(Exercise brief):
Output all of the entries exactly as written.

(Stored records):
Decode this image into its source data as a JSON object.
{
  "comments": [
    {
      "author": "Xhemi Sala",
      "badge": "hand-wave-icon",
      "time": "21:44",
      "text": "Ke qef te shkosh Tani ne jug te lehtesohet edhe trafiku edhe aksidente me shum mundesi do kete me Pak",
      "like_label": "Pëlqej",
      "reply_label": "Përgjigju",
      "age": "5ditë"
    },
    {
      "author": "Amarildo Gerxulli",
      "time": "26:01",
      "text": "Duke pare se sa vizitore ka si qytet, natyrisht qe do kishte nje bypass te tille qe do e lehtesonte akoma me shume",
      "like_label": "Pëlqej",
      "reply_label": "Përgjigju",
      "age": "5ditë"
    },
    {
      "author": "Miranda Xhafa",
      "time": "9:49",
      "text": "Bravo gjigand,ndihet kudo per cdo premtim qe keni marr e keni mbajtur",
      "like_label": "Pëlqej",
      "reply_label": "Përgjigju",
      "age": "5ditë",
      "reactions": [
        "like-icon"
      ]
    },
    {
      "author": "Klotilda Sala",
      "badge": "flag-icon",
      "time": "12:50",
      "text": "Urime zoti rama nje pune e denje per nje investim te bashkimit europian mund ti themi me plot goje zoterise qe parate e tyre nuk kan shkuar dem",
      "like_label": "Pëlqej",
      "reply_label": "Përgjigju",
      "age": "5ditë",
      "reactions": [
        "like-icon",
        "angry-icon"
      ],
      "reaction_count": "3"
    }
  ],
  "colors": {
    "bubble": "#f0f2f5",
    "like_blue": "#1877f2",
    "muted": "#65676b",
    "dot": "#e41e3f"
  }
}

(Completed exercise):
Decode this image into its source data as a JSON object.
{
  "comments": [
    {
      "author": "Xhemi Sala",
      "badge": "hand-wave-icon",
      "time": "21:44",
      "text": "Ke qef te shkosh Tani ne jug te lehtesohet edhe trafiku edhe aksidente me shum mundesi do kete me Pak",
      "like_label": "Pëlqej",
      "reply_label": "Përgjigju",
      "age": "5ditë"
    },
    {
      "author": "Amarildo Gerxulli",
      "time": "26:01",
      "text": "Duke pare se sa vizitore ka si qytet, natyrisht qe do kishte nje bypass te tille qe do e lehtesonte akoma me shume",
      "like_label": "Pëlqej",
      "reply_label": "Përgjigju",
      "age": "5ditë"
    },
    {
      "author": "Miranda Xhafa",
      "time": "9:49",
      "text": "Bravo gjigand,ndihet kudo per cdo premtim qe keni marr e keni mbajtur",
      "like_label": "Pëlqej",
      "reply_label": "Përgjigju",
      "age": "5ditë",
      "reactions": [
        "like-icon"
      ]
    },
    {
      "author": "Klotilda Sala",
      "badge": "flag-icon",
      "time": "12:50",
      "text": "Urime zoti rama nje pune e denje per nje investim te bashkimit europian mund ti themi me plot goje zoterise qe parate e tyre nuk kan shkuar dem",
      "like_label": "Pëlqej",
      "reply_label": "Përgjigju",
      "age": "5ditë",
      "reactions": [
        "like-icon",
        "angry-icon"
      ],
      "reaction_count": "3"
    }
  ],
  "colors": {
    "bubble": "#f0f2f5",
    "like_blue": "#1877f2",
    "muted": "#65676b",
    "dot": "#e41e3f"
  }
}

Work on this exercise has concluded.